Exercise description » Go through the entries below and print each one exactly, leaving out pictures.

[Saved data entries]

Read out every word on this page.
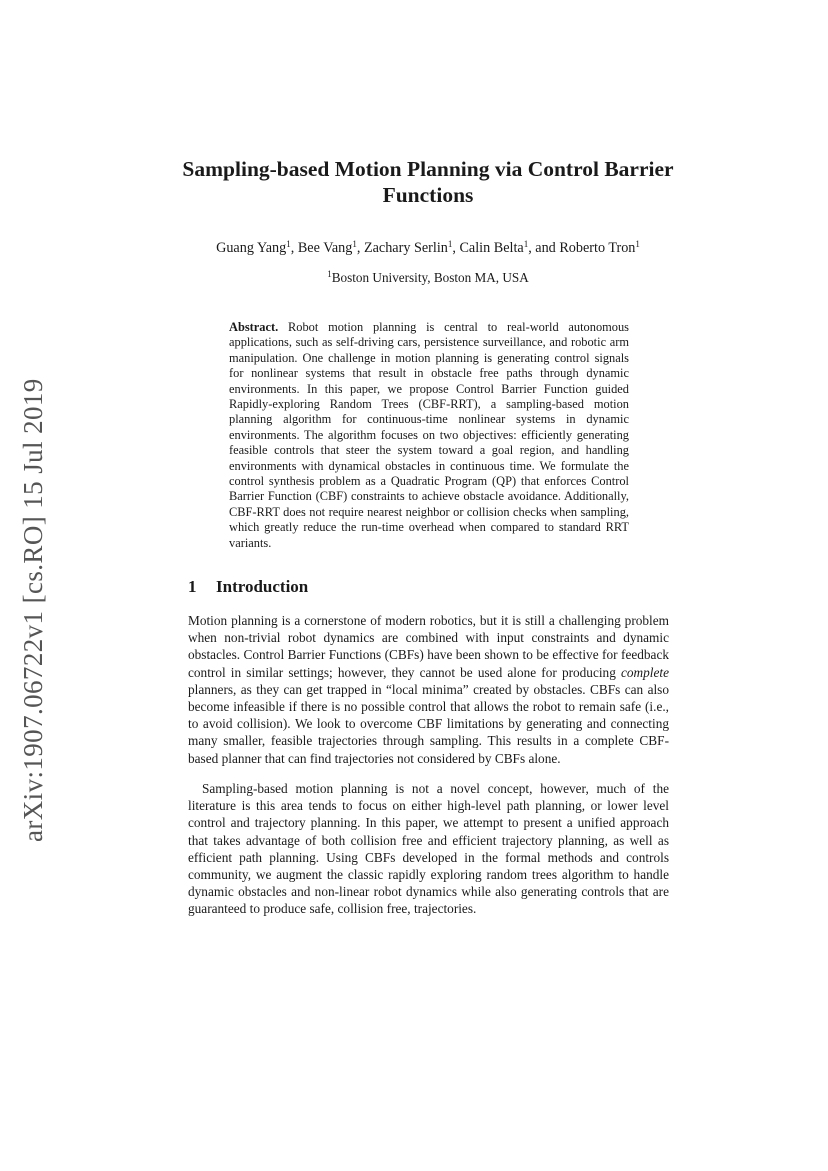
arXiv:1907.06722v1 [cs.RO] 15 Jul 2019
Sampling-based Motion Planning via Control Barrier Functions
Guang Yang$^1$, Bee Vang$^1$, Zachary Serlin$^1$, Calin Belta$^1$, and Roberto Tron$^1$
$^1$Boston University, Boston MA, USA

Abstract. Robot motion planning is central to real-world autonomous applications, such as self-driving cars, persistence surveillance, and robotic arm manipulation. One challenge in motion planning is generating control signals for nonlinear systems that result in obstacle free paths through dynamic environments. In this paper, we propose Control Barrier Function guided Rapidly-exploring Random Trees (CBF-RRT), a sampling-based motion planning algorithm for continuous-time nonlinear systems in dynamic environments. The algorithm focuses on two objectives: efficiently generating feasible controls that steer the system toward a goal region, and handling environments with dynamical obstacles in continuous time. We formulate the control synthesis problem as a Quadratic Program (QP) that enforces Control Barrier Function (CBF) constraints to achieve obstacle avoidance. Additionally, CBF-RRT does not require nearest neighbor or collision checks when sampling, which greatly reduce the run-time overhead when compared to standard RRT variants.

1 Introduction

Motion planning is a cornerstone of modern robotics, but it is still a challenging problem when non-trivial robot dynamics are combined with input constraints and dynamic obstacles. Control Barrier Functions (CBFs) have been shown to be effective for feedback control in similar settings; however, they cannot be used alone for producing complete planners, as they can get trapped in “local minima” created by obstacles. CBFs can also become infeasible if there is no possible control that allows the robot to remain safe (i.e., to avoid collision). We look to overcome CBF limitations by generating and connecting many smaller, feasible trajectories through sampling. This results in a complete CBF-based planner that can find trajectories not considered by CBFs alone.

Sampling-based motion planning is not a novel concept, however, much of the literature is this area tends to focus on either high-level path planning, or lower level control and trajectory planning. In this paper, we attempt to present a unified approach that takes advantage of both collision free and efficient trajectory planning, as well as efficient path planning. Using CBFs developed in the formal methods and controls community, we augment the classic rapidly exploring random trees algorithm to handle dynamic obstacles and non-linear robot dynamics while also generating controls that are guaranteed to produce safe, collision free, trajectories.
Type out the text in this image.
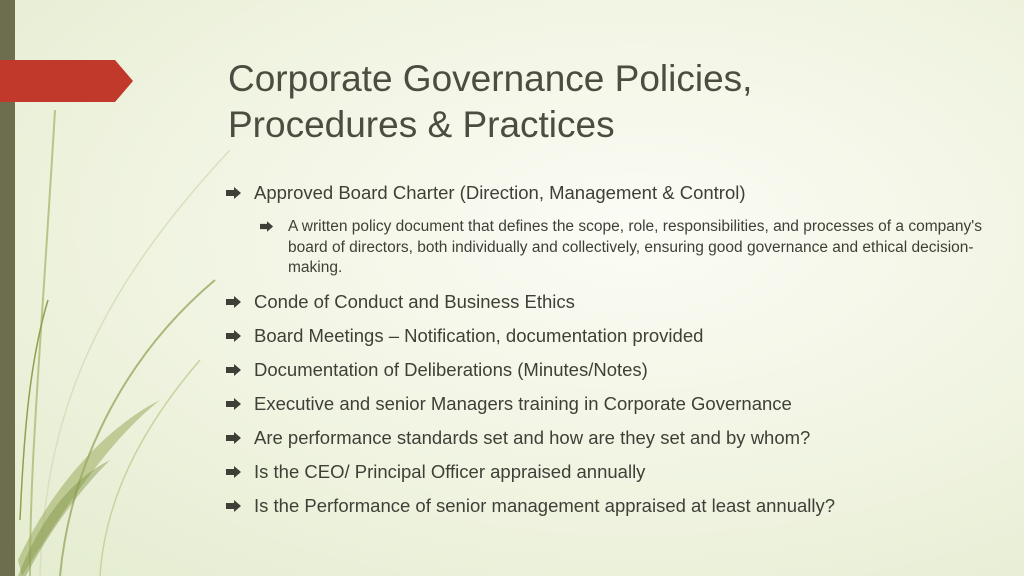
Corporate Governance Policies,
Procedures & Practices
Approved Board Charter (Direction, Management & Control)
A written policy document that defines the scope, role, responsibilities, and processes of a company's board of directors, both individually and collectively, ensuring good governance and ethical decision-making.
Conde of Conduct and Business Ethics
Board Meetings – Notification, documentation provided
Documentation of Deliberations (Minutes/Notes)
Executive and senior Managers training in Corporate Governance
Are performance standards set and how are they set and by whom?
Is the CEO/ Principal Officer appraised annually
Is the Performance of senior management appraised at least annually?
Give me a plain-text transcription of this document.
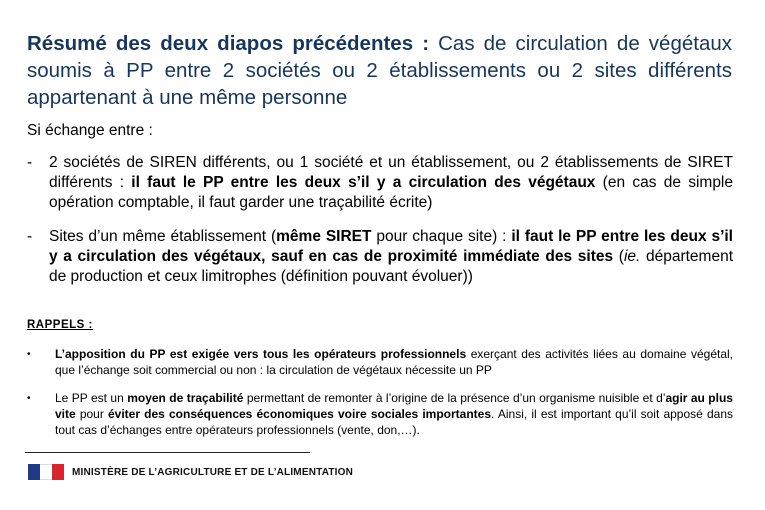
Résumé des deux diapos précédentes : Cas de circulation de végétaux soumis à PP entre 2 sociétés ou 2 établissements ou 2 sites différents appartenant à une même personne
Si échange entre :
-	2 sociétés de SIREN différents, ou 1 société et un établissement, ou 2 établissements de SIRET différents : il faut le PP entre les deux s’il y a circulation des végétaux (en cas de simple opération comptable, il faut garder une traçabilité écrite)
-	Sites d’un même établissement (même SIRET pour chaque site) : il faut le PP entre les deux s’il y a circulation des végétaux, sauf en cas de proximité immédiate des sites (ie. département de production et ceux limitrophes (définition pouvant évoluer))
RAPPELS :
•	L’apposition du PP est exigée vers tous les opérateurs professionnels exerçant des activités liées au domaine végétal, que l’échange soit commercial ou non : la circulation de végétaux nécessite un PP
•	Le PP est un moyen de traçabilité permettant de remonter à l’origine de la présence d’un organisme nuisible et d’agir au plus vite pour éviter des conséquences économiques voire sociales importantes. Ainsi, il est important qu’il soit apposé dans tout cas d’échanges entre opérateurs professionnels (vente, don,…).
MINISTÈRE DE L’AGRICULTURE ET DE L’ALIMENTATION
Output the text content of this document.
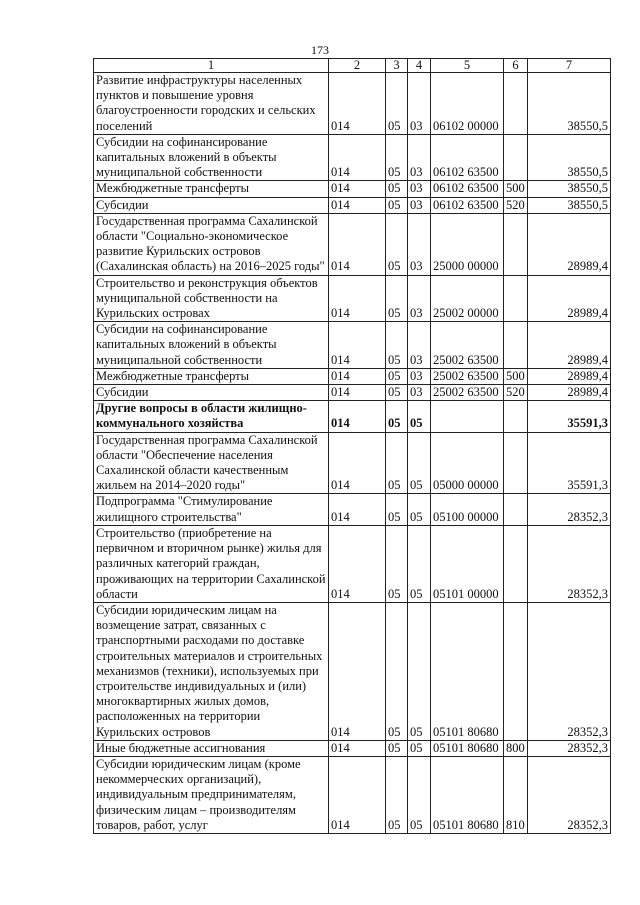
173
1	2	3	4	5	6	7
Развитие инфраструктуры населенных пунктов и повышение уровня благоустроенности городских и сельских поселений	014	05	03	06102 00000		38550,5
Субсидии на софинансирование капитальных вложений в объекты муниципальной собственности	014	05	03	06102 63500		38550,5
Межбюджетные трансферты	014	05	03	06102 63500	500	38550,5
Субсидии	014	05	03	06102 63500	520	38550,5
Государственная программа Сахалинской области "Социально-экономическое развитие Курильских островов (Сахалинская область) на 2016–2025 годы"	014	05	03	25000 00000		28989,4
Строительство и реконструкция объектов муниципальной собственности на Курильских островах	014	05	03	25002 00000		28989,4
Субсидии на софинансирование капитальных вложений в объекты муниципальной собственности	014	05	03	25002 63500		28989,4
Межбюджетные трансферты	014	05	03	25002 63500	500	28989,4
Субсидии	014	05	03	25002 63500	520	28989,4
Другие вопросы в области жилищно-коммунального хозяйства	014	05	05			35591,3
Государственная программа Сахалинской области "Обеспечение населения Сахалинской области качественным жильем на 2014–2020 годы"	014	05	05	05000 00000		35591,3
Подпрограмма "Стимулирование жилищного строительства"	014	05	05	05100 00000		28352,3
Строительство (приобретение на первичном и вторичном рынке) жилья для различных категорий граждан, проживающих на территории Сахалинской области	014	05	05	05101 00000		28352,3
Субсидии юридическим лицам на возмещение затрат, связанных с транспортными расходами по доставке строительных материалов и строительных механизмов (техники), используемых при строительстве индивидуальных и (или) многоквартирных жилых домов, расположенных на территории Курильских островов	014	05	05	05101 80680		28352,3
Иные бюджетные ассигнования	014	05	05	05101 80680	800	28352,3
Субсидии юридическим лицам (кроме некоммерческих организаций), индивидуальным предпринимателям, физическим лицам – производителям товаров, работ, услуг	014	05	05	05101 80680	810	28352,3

Exercise result »
Read out every word on this page.
arXiv:1907.06722v1 [cs.RO] 15 Jul 2019
Sampling-based Motion Planning via Control Barrier Functions
Guang Yang$^1$, Bee Vang$^1$, Zachary Serlin$^1$, Calin Belta$^1$, and Roberto Tron$^1$
$^1$Boston University, Boston MA, USA

Abstract. Robot motion planning is central to real-world autonomous applications, such as self-driving cars, persistence surveillance, and robotic arm manipulation. One challenge in motion planning is generating control signals for nonlinear systems that result in obstacle free paths through dynamic environments. In this paper, we propose Control Barrier Function guided Rapidly-exploring Random Trees (CBF-RRT), a sampling-based motion planning algorithm for continuous-time nonlinear systems in dynamic environments. The algorithm focuses on two objectives: efficiently generating feasible controls that steer the system toward a goal region, and handling environments with dynamical obstacles in continuous time. We formulate the control synthesis problem as a Quadratic Program (QP) that enforces Control Barrier Function (CBF) constraints to achieve obstacle avoidance. Additionally, CBF-RRT does not require nearest neighbor or collision checks when sampling, which greatly reduce the run-time overhead when compared to standard RRT variants.

1 Introduction

Motion planning is a cornerstone of modern robotics, but it is still a challenging problem when non-trivial robot dynamics are combined with input constraints and dynamic obstacles. Control Barrier Functions (CBFs) have been shown to be effective for feedback control in similar settings; however, they cannot be used alone for producing complete planners, as they can get trapped in “local minima” created by obstacles. CBFs can also become infeasible if there is no possible control that allows the robot to remain safe (i.e., to avoid collision). We look to overcome CBF limitations by generating and connecting many smaller, feasible trajectories through sampling. This results in a complete CBF-based planner that can find trajectories not considered by CBFs alone.

Sampling-based motion planning is not a novel concept, however, much of the literature is this area tends to focus on either high-level path planning, or lower level control and trajectory planning. In this paper, we attempt to present a unified approach that takes advantage of both collision free and efficient trajectory planning, as well as efficient path planning. Using CBFs developed in the formal methods and controls community, we augment the classic rapidly exploring random trees algorithm to handle dynamic obstacles and non-linear robot dynamics while also generating controls that are guaranteed to produce safe, collision free, trajectories.
Type out the text in this image.
Corporate Governance Policies,
Procedures & Practices
Approved Board Charter (Direction, Management & Control)
A written policy document that defines the scope, role, responsibilities, and processes of a company's board of directors, both individually and collectively, ensuring good governance and ethical decision-making.
Conde of Conduct and Business Ethics
Board Meetings – Notification, documentation provided
Documentation of Deliberations (Minutes/Notes)
Executive and senior Managers training in Corporate Governance
Are performance standards set and how are they set and by whom?
Is the CEO/ Principal Officer appraised annually
Is the Performance of senior management appraised at least annually?
Give me a plain-text transcription of this document.
Résumé des deux diapos précédentes : Cas de circulation de végétaux soumis à PP entre 2 sociétés ou 2 établissements ou 2 sites différents appartenant à une même personne
Si échange entre :
-	2 sociétés de SIREN différents, ou 1 société et un établissement, ou 2 établissements de SIRET différents : il faut le PP entre les deux s’il y a circulation des végétaux (en cas de simple opération comptable, il faut garder une traçabilité écrite)
-	Sites d’un même établissement (même SIRET pour chaque site) : il faut le PP entre les deux s’il y a circulation des végétaux, sauf en cas de proximité immédiate des sites (ie. département de production et ceux limitrophes (définition pouvant évoluer))
RAPPELS :
•	L’apposition du PP est exigée vers tous les opérateurs professionnels exerçant des activités liées au domaine végétal, que l’échange soit commercial ou non : la circulation de végétaux nécessite un PP
•	Le PP est un moyen de traçabilité permettant de remonter à l’origine de la présence d’un organisme nuisible et d’agir au plus vite pour éviter des conséquences économiques voire sociales importantes. Ainsi, il est important qu’il soit apposé dans tout cas d’échanges entre opérateurs professionnels (vente, don,…).
MINISTÈRE DE L’AGRICULTURE ET DE L’ALIMENTATION
Output the text content of this document.
173
1	2	3	4	5	6	7
Развитие инфраструктуры населенных пунктов и повышение уровня благоустроенности городских и сельских поселений	014	05	03	06102 00000		38550,5
Субсидии на софинансирование капитальных вложений в объекты муниципальной собственности	014	05	03	06102 63500		38550,5
Межбюджетные трансферты	014	05	03	06102 63500	500	38550,5
Субсидии	014	05	03	06102 63500	520	38550,5
Государственная программа Сахалинской области "Социально-экономическое развитие Курильских островов (Сахалинская область) на 2016–2025 годы"	014	05	03	25000 00000		28989,4
Строительство и реконструкция объектов муниципальной собственности на Курильских островах	014	05	03	25002 00000		28989,4
Субсидии на софинансирование капитальных вложений в объекты муниципальной собственности	014	05	03	25002 63500		28989,4
Межбюджетные трансферты	014	05	03	25002 63500	500	28989,4
Субсидии	014	05	03	25002 63500	520	28989,4
Другие вопросы в области жилищно-коммунального хозяйства	014	05	05			35591,3
Государственная программа Сахалинской области "Обеспечение населения Сахалинской области качественным жильем на 2014–2020 годы"	014	05	05	05000 00000		35591,3
Подпрограмма "Стимулирование жилищного строительства"	014	05	05	05100 00000		28352,3
Строительство (приобретение на первичном и вторичном рынке) жилья для различных категорий граждан, проживающих на территории Сахалинской области	014	05	05	05101 00000		28352,3
Субсидии юридическим лицам на возмещение затрат, связанных с транспортными расходами по доставке строительных материалов и строительных механизмов (техники), используемых при строительстве индивидуальных и (или) многоквартирных жилых домов, расположенных на территории Курильских островов	014	05	05	05101 80680		28352,3
Иные бюджетные ассигнования	014	05	05	05101 80680	800	28352,3
Субсидии юридическим лицам (кроме некоммерческих организаций), индивидуальным предпринимателям, физическим лицам – производителям товаров, работ, услуг	014	05	05	05101 80680	810	28352,3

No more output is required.